• WHAT NEEDS TO BE DONE: Take all the material and copy it exactly.

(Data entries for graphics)
==========

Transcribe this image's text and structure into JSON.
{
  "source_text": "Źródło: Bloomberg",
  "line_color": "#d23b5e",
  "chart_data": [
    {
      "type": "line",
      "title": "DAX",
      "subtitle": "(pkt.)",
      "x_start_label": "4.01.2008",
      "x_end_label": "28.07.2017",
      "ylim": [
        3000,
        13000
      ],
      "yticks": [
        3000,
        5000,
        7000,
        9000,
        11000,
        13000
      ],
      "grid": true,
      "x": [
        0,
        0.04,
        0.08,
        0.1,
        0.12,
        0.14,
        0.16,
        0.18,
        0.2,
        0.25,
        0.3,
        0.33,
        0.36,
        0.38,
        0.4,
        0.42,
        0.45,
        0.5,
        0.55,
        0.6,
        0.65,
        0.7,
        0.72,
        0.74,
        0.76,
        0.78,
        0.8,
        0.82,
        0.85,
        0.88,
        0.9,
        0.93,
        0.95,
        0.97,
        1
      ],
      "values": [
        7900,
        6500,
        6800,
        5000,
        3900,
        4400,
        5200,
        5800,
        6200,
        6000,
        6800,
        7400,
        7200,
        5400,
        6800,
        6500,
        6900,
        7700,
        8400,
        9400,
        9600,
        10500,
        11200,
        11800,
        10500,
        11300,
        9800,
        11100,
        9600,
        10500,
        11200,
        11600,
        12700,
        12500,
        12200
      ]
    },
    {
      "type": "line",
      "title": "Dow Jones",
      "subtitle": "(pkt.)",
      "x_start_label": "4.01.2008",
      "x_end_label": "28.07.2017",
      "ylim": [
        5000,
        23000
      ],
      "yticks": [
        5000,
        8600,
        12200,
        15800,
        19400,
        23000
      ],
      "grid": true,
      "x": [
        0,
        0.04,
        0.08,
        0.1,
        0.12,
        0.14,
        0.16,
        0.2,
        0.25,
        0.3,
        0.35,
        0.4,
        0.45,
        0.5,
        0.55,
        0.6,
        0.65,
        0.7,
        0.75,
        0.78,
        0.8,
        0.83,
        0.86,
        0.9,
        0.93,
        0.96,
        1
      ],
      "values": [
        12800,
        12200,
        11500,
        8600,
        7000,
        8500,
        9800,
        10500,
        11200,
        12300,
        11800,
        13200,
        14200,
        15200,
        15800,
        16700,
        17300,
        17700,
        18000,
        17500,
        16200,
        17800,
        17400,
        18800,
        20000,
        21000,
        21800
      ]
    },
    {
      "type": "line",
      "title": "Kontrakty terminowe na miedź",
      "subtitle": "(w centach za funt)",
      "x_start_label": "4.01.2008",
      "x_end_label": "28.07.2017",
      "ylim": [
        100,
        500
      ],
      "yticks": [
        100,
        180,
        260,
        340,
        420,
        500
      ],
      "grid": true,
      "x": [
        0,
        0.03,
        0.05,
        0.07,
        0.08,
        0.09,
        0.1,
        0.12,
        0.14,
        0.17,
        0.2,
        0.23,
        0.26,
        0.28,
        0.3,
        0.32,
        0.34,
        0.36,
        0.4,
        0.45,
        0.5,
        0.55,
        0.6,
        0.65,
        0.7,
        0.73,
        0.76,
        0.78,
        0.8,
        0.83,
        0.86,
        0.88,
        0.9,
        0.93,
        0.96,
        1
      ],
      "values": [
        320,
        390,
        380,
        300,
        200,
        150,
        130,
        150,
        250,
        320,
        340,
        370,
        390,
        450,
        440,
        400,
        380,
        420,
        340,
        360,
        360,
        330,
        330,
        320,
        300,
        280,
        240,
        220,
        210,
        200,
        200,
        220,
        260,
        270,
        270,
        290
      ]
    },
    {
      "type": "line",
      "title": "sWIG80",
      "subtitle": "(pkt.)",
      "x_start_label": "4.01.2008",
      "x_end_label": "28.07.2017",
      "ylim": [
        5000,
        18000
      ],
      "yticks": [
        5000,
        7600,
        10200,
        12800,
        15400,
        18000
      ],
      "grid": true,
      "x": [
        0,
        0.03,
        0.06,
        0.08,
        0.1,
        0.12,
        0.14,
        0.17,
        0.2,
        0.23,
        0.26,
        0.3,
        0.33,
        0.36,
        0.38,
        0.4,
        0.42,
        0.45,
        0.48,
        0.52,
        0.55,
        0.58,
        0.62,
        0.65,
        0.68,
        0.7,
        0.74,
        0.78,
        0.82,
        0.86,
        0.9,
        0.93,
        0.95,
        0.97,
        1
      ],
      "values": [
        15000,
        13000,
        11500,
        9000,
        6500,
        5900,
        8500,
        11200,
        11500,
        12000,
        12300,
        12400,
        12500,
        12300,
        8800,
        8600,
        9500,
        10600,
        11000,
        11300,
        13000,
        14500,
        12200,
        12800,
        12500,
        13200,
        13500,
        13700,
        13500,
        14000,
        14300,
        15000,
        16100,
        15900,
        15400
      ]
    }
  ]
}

==========

• WRITTEN ANSWER:
Transcribe this image's text and structure into JSON.
{
  "source_text": "Źródło: Bloomberg",
  "line_color": "#d23b5e",
  "chart_data": [
    {
      "type": "line",
      "title": "DAX",
      "subtitle": "(pkt.)",
      "x_start_label": "4.01.2008",
      "x_end_label": "28.07.2017",
      "ylim": [
        3000,
        13000
      ],
      "yticks": [
        3000,
        5000,
        7000,
        9000,
        11000,
        13000
      ],
      "grid": true,
      "x": [
        0,
        0.04,
        0.08,
        0.1,
        0.12,
        0.14,
        0.16,
        0.18,
        0.2,
        0.25,
        0.3,
        0.33,
        0.36,
        0.38,
        0.4,
        0.42,
        0.45,
        0.5,
        0.55,
        0.6,
        0.65,
        0.7,
        0.72,
        0.74,
        0.76,
        0.78,
        0.8,
        0.82,
        0.85,
        0.88,
        0.9,
        0.93,
        0.95,
        0.97,
        1
      ],
      "values": [
        7900,
        6500,
        6800,
        5000,
        3900,
        4400,
        5200,
        5800,
        6200,
        6000,
        6800,
        7400,
        7200,
        5400,
        6800,
        6500,
        6900,
        7700,
        8400,
        9400,
        9600,
        10500,
        11200,
        11800,
        10500,
        11300,
        9800,
        11100,
        9600,
        10500,
        11200,
        11600,
        12700,
        12500,
        12200
      ]
    },
    {
      "type": "line",
      "title": "Dow Jones",
      "subtitle": "(pkt.)",
      "x_start_label": "4.01.2008",
      "x_end_label": "28.07.2017",
      "ylim": [
        5000,
        23000
      ],
      "yticks": [
        5000,
        8600,
        12200,
        15800,
        19400,
        23000
      ],
      "grid": true,
      "x": [
        0,
        0.04,
        0.08,
        0.1,
        0.12,
        0.14,
        0.16,
        0.2,
        0.25,
        0.3,
        0.35,
        0.4,
        0.45,
        0.5,
        0.55,
        0.6,
        0.65,
        0.7,
        0.75,
        0.78,
        0.8,
        0.83,
        0.86,
        0.9,
        0.93,
        0.96,
        1
      ],
      "values": [
        12800,
        12200,
        11500,
        8600,
        7000,
        8500,
        9800,
        10500,
        11200,
        12300,
        11800,
        13200,
        14200,
        15200,
        15800,
        16700,
        17300,
        17700,
        18000,
        17500,
        16200,
        17800,
        17400,
        18800,
        20000,
        21000,
        21800
      ]
    },
    {
      "type": "line",
      "title": "Kontrakty terminowe na miedź",
      "subtitle": "(w centach za funt)",
      "x_start_label": "4.01.2008",
      "x_end_label": "28.07.2017",
      "ylim": [
        100,
        500
      ],
      "yticks": [
        100,
        180,
        260,
        340,
        420,
        500
      ],
      "grid": true,
      "x": [
        0,
        0.03,
        0.05,
        0.07,
        0.08,
        0.09,
        0.1,
        0.12,
        0.14,
        0.17,
        0.2,
        0.23,
        0.26,
        0.28,
        0.3,
        0.32,
        0.34,
        0.36,
        0.4,
        0.45,
        0.5,
        0.55,
        0.6,
        0.65,
        0.7,
        0.73,
        0.76,
        0.78,
        0.8,
        0.83,
        0.86,
        0.88,
        0.9,
        0.93,
        0.96,
        1
      ],
      "values": [
        320,
        390,
        380,
        300,
        200,
        150,
        130,
        150,
        250,
        320,
        340,
        370,
        390,
        450,
        440,
        400,
        380,
        420,
        340,
        360,
        360,
        330,
        330,
        320,
        300,
        280,
        240,
        220,
        210,
        200,
        200,
        220,
        260,
        270,
        270,
        290
      ]
    },
    {
      "type": "line",
      "title": "sWIG80",
      "subtitle": "(pkt.)",
      "x_start_label": "4.01.2008",
      "x_end_label": "28.07.2017",
      "ylim": [
        5000,
        18000
      ],
      "yticks": [
        5000,
        7600,
        10200,
        12800,
        15400,
        18000
      ],
      "grid": true,
      "x": [
        0,
        0.03,
        0.06,
        0.08,
        0.1,
        0.12,
        0.14,
        0.17,
        0.2,
        0.23,
        0.26,
        0.3,
        0.33,
        0.36,
        0.38,
        0.4,
        0.42,
        0.45,
        0.48,
        0.52,
        0.55,
        0.58,
        0.62,
        0.65,
        0.68,
        0.7,
        0.74,
        0.78,
        0.82,
        0.86,
        0.9,
        0.93,
        0.95,
        0.97,
        1
      ],
      "values": [
        15000,
        13000,
        11500,
        9000,
        6500,
        5900,
        8500,
        11200,
        11500,
        12000,
        12300,
        12400,
        12500,
        12300,
        8800,
        8600,
        9500,
        10600,
        11000,
        11300,
        13000,
        14500,
        12200,
        12800,
        12500,
        13200,
        13500,
        13700,
        13500,
        14000,
        14300,
        15000,
        16100,
        15900,
        15400
      ]
    }
  ]
}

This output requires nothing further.